-- Aim of the task --
Take the material and output all of it exactly.

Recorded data
◇ ◇ ◇ ◇ ◇

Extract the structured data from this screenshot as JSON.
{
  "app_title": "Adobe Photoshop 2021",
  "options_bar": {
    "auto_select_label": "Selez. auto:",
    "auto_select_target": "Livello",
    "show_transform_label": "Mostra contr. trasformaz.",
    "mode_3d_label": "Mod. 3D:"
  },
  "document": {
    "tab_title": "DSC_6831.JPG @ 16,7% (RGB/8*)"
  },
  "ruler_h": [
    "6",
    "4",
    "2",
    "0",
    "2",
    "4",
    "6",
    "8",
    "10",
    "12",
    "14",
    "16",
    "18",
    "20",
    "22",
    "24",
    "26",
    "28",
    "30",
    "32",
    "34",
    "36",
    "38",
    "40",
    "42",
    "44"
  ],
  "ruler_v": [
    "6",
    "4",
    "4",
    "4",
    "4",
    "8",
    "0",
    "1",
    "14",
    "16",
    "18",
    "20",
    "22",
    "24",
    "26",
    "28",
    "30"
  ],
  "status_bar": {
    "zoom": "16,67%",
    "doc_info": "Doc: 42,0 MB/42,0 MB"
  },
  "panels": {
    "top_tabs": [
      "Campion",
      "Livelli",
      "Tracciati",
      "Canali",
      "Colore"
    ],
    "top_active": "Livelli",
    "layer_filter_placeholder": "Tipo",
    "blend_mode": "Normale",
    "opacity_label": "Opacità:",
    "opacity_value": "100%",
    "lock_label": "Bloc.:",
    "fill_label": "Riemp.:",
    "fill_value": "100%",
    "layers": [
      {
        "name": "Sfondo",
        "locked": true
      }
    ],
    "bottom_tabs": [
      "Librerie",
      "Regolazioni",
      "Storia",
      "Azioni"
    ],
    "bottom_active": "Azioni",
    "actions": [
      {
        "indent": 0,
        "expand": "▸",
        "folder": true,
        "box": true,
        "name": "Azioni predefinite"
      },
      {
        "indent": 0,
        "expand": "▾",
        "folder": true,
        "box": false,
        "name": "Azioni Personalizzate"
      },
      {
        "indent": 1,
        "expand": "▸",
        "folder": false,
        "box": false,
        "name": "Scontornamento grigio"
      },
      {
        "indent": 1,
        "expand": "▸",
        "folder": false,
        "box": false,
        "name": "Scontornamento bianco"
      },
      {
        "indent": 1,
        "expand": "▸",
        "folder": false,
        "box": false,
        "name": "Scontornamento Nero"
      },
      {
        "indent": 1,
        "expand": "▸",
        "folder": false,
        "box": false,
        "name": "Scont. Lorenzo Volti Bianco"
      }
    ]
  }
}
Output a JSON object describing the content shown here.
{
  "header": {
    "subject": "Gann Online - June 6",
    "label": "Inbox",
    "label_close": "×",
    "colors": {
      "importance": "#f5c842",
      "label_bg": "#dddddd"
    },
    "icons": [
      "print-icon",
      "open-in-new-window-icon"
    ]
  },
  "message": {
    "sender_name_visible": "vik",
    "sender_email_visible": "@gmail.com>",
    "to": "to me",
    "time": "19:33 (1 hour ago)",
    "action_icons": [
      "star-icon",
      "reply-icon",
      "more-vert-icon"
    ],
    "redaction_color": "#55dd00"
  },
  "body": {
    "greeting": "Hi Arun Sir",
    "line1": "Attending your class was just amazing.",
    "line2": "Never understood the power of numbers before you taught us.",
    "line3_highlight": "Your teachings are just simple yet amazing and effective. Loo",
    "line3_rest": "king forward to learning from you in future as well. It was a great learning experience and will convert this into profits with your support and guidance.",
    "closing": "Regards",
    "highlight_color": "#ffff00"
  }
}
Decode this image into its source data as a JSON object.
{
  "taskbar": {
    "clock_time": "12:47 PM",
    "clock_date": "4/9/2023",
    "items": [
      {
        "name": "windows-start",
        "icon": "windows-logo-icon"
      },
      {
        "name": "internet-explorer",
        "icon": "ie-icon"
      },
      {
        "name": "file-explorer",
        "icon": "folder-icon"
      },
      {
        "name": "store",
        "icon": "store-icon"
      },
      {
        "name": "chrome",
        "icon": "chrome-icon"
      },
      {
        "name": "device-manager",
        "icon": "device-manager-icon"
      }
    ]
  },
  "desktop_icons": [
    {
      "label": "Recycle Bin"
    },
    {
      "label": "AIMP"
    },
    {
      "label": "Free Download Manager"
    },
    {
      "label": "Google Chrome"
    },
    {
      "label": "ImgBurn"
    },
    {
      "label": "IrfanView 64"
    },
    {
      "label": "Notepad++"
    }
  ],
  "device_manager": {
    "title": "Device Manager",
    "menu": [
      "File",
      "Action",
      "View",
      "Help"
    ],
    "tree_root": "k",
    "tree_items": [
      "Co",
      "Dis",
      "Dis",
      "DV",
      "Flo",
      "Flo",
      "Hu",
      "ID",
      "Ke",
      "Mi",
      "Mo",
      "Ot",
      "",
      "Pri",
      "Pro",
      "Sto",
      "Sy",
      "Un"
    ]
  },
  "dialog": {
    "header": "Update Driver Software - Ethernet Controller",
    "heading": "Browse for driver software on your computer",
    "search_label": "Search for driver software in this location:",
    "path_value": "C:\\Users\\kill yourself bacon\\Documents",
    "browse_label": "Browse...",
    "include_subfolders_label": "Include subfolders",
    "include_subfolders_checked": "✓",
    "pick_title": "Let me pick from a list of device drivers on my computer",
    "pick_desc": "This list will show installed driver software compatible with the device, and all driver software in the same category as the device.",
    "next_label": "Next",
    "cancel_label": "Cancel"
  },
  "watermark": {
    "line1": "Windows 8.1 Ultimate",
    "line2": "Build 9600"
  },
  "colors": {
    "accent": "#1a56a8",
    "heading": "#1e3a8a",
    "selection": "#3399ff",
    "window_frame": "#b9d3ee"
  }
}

◇ ◇ ◇ ◇ ◇

-- Solution --
Extract the structured data from this screenshot as JSON.
{
  "app_title": "Adobe Photoshop 2021",
  "options_bar": {
    "auto_select_label": "Selez. auto:",
    "auto_select_target": "Livello",
    "show_transform_label": "Mostra contr. trasformaz.",
    "mode_3d_label": "Mod. 3D:"
  },
  "document": {
    "tab_title": "DSC_6831.JPG @ 16,7% (RGB/8*)"
  },
  "ruler_h": [
    "6",
    "4",
    "2",
    "0",
    "2",
    "4",
    "6",
    "8",
    "10",
    "12",
    "14",
    "16",
    "18",
    "20",
    "22",
    "24",
    "26",
    "28",
    "30",
    "32",
    "34",
    "36",
    "38",
    "40",
    "42",
    "44"
  ],
  "ruler_v": [
    "6",
    "4",
    "4",
    "4",
    "4",
    "8",
    "0",
    "1",
    "14",
    "16",
    "18",
    "20",
    "22",
    "24",
    "26",
    "28",
    "30"
  ],
  "status_bar": {
    "zoom": "16,67%",
    "doc_info": "Doc: 42,0 MB/42,0 MB"
  },
  "panels": {
    "top_tabs": [
      "Campion",
      "Livelli",
      "Tracciati",
      "Canali",
      "Colore"
    ],
    "top_active": "Livelli",
    "layer_filter_placeholder": "Tipo",
    "blend_mode": "Normale",
    "opacity_label": "Opacità:",
    "opacity_value": "100%",
    "lock_label": "Bloc.:",
    "fill_label": "Riemp.:",
    "fill_value": "100%",
    "layers": [
      {
        "name": "Sfondo",
        "locked": true
      }
    ],
    "bottom_tabs": [
      "Librerie",
      "Regolazioni",
      "Storia",
      "Azioni"
    ],
    "bottom_active": "Azioni",
    "actions": [
      {
        "indent": 0,
        "expand": "▸",
        "folder": true,
        "box": true,
        "name": "Azioni predefinite"
      },
      {
        "indent": 0,
        "expand": "▾",
        "folder": true,
        "box": false,
        "name": "Azioni Personalizzate"
      },
      {
        "indent": 1,
        "expand": "▸",
        "folder": false,
        "box": false,
        "name": "Scontornamento grigio"
      },
      {
        "indent": 1,
        "expand": "▸",
        "folder": false,
        "box": false,
        "name": "Scontornamento bianco"
      },
      {
        "indent": 1,
        "expand": "▸",
        "folder": false,
        "box": false,
        "name": "Scontornamento Nero"
      },
      {
        "indent": 1,
        "expand": "▸",
        "folder": false,
        "box": false,
        "name": "Scont. Lorenzo Volti Bianco"
      }
    ]
  }
}
Output a JSON object describing the content shown here.
{
  "header": {
    "subject": "Gann Online - June 6",
    "label": "Inbox",
    "label_close": "×",
    "colors": {
      "importance": "#f5c842",
      "label_bg": "#dddddd"
    },
    "icons": [
      "print-icon",
      "open-in-new-window-icon"
    ]
  },
  "message": {
    "sender_name_visible": "vik",
    "sender_email_visible": "@gmail.com>",
    "to": "to me",
    "time": "19:33 (1 hour ago)",
    "action_icons": [
      "star-icon",
      "reply-icon",
      "more-vert-icon"
    ],
    "redaction_color": "#55dd00"
  },
  "body": {
    "greeting": "Hi Arun Sir",
    "line1": "Attending your class was just amazing.",
    "line2": "Never understood the power of numbers before you taught us.",
    "line3_highlight": "Your teachings are just simple yet amazing and effective. Loo",
    "line3_rest": "king forward to learning from you in future as well. It was a great learning experience and will convert this into profits with your support and guidance.",
    "closing": "Regards",
    "highlight_color": "#ffff00"
  }
}
Decode this image into its source data as a JSON object.
{
  "taskbar": {
    "clock_time": "12:47 PM",
    "clock_date": "4/9/2023",
    "items": [
      {
        "name": "windows-start",
        "icon": "windows-logo-icon"
      },
      {
        "name": "internet-explorer",
        "icon": "ie-icon"
      },
      {
        "name": "file-explorer",
        "icon": "folder-icon"
      },
      {
        "name": "store",
        "icon": "store-icon"
      },
      {
        "name": "chrome",
        "icon": "chrome-icon"
      },
      {
        "name": "device-manager",
        "icon": "device-manager-icon"
      }
    ]
  },
  "desktop_icons": [
    {
      "label": "Recycle Bin"
    },
    {
      "label": "AIMP"
    },
    {
      "label": "Free Download Manager"
    },
    {
      "label": "Google Chrome"
    },
    {
      "label": "ImgBurn"
    },
    {
      "label": "IrfanView 64"
    },
    {
      "label": "Notepad++"
    }
  ],
  "device_manager": {
    "title": "Device Manager",
    "menu": [
      "File",
      "Action",
      "View",
      "Help"
    ],
    "tree_root": "k",
    "tree_items": [
      "Co",
      "Dis",
      "Dis",
      "DV",
      "Flo",
      "Flo",
      "Hu",
      "ID",
      "Ke",
      "Mi",
      "Mo",
      "Ot",
      "",
      "Pri",
      "Pro",
      "Sto",
      "Sy",
      "Un"
    ]
  },
  "dialog": {
    "header": "Update Driver Software - Ethernet Controller",
    "heading": "Browse for driver software on your computer",
    "search_label": "Search for driver software in this location:",
    "path_value": "C:\\Users\\kill yourself bacon\\Documents",
    "browse_label": "Browse...",
    "include_subfolders_label": "Include subfolders",
    "include_subfolders_checked": "✓",
    "pick_title": "Let me pick from a list of device drivers on my computer",
    "pick_desc": "This list will show installed driver software compatible with the device, and all driver software in the same category as the device.",
    "next_label": "Next",
    "cancel_label": "Cancel"
  },
  "watermark": {
    "line1": "Windows 8.1 Ultimate",
    "line2": "Build 9600"
  },
  "colors": {
    "accent": "#1a56a8",
    "heading": "#1e3a8a",
    "selection": "#3399ff",
    "window_frame": "#b9d3ee"
  }
}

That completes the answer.